▶ [What the task requires]:
Write out all of the entries exactly as given.

[Saved data entries]
>> START
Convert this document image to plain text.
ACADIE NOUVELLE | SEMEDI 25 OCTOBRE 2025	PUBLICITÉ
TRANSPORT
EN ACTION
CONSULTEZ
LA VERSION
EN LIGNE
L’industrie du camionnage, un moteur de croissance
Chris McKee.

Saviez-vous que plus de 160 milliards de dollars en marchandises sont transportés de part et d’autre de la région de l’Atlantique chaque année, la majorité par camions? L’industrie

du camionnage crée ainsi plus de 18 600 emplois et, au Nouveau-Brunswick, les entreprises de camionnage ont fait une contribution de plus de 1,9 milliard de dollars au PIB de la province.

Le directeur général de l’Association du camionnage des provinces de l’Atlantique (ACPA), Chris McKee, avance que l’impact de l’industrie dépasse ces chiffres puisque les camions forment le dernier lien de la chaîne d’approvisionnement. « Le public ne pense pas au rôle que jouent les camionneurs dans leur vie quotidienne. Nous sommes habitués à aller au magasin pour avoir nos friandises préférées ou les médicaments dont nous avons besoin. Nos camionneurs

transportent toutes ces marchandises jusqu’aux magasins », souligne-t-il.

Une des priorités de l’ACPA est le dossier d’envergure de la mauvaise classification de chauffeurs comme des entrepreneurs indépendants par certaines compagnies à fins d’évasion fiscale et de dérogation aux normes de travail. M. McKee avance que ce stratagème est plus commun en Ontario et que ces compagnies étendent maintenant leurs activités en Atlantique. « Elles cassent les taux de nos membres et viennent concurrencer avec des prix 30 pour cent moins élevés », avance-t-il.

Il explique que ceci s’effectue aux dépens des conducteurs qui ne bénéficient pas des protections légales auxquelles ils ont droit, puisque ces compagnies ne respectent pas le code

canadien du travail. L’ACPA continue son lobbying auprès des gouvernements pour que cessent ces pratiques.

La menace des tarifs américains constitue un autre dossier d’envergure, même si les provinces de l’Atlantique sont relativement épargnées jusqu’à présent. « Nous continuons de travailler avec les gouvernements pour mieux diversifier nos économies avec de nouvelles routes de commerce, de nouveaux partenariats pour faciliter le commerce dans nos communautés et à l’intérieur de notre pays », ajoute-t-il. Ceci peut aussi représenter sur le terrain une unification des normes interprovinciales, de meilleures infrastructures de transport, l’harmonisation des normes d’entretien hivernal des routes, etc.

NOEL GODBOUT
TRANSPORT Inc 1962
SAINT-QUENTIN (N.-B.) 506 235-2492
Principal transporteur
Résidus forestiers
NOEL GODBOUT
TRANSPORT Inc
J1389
>> END
▶ [Full output]:
Convert this document image to plain text.
ACADIE NOUVELLE | SEMEDI 25 OCTOBRE 2025	PUBLICITÉ
TRANSPORT
EN ACTION
CONSULTEZ
LA VERSION
EN LIGNE
L’industrie du camionnage, un moteur de croissance
Chris McKee.

Saviez-vous que plus de 160 milliards de dollars en marchandises sont transportés de part et d’autre de la région de l’Atlantique chaque année, la majorité par camions? L’industrie

du camionnage crée ainsi plus de 18 600 emplois et, au Nouveau-Brunswick, les entreprises de camionnage ont fait une contribution de plus de 1,9 milliard de dollars au PIB de la province.

Le directeur général de l’Association du camionnage des provinces de l’Atlantique (ACPA), Chris McKee, avance que l’impact de l’industrie dépasse ces chiffres puisque les camions forment le dernier lien de la chaîne d’approvisionnement. « Le public ne pense pas au rôle que jouent les camionneurs dans leur vie quotidienne. Nous sommes habitués à aller au magasin pour avoir nos friandises préférées ou les médicaments dont nous avons besoin. Nos camionneurs

transportent toutes ces marchandises jusqu’aux magasins », souligne-t-il.

Une des priorités de l’ACPA est le dossier d’envergure de la mauvaise classification de chauffeurs comme des entrepreneurs indépendants par certaines compagnies à fins d’évasion fiscale et de dérogation aux normes de travail. M. McKee avance que ce stratagème est plus commun en Ontario et que ces compagnies étendent maintenant leurs activités en Atlantique. « Elles cassent les taux de nos membres et viennent concurrencer avec des prix 30 pour cent moins élevés », avance-t-il.

Il explique que ceci s’effectue aux dépens des conducteurs qui ne bénéficient pas des protections légales auxquelles ils ont droit, puisque ces compagnies ne respectent pas le code

canadien du travail. L’ACPA continue son lobbying auprès des gouvernements pour que cessent ces pratiques.

La menace des tarifs américains constitue un autre dossier d’envergure, même si les provinces de l’Atlantique sont relativement épargnées jusqu’à présent. « Nous continuons de travailler avec les gouvernements pour mieux diversifier nos économies avec de nouvelles routes de commerce, de nouveaux partenariats pour faciliter le commerce dans nos communautés et à l’intérieur de notre pays », ajoute-t-il. Ceci peut aussi représenter sur le terrain une unification des normes interprovinciales, de meilleures infrastructures de transport, l’harmonisation des normes d’entretien hivernal des routes, etc.

NOEL GODBOUT
TRANSPORT Inc 1962
SAINT-QUENTIN (N.-B.) 506 235-2492
Principal transporteur
Résidus forestiers
NOEL GODBOUT
TRANSPORT Inc
J1389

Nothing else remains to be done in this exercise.